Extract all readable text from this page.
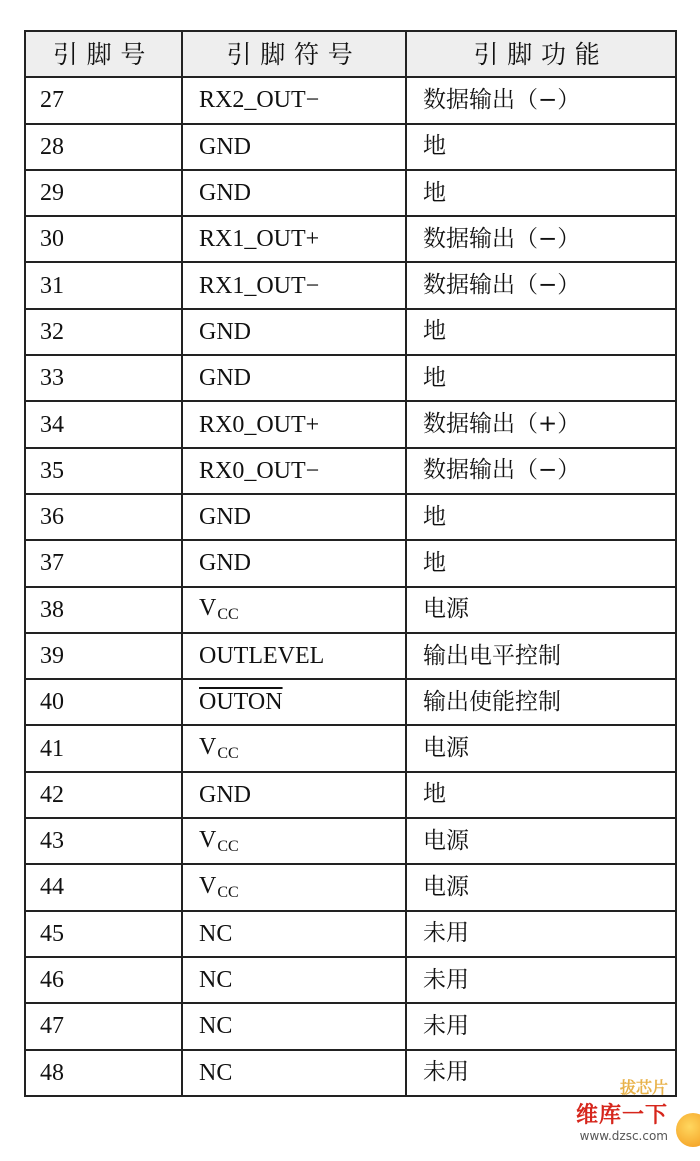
引脚号	引脚符号	引脚功能
27	RX2_OUT−	数据输出（−）
28	GND	地
29	GND	地
30	RX1_OUT+	数据输出（−）
31	RX1_OUT−	数据输出（−）
32	GND	地
33	GND	地
34	RX0_OUT+	数据输出（+）
35	RX0_OUT−	数据输出（−）
36	GND	地
37	GND	地
38	$V_{CC}$	电源
39	OUTLEVEL	输出电平控制
40	OUTON	输出使能控制
41	$V_{CC}$	电源
42	GND	地
43	$V_{CC}$	电源
44	$V_{CC}$	电源
45	NC	未用
46	NC	未用
47	NC	未用
48	NC	未用
拔芯片
维库一下
www.dzsc.com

• • • • •

### Exercise prompt
Quote each record exactly as it stands, minus the pictures.

### Exercise response
Extract all readable text from this page.
引脚号	引脚符号	引脚功能
27	RX2_OUT−	数据输出（−）
28	GND	地
29	GND	地
30	RX1_OUT+	数据输出（−）
31	RX1_OUT−	数据输出（−）
32	GND	地
33	GND	地
34	RX0_OUT+	数据输出（+）
35	RX0_OUT−	数据输出（−）
36	GND	地
37	GND	地
38	$V_{CC}$	电源
39	OUTLEVEL	输出电平控制
40	OUTON	输出使能控制
41	$V_{CC}$	电源
42	GND	地
43	$V_{CC}$	电源
44	$V_{CC}$	电源
45	NC	未用
46	NC	未用
47	NC	未用
48	NC	未用
拔芯片
维库一下
www.dzsc.com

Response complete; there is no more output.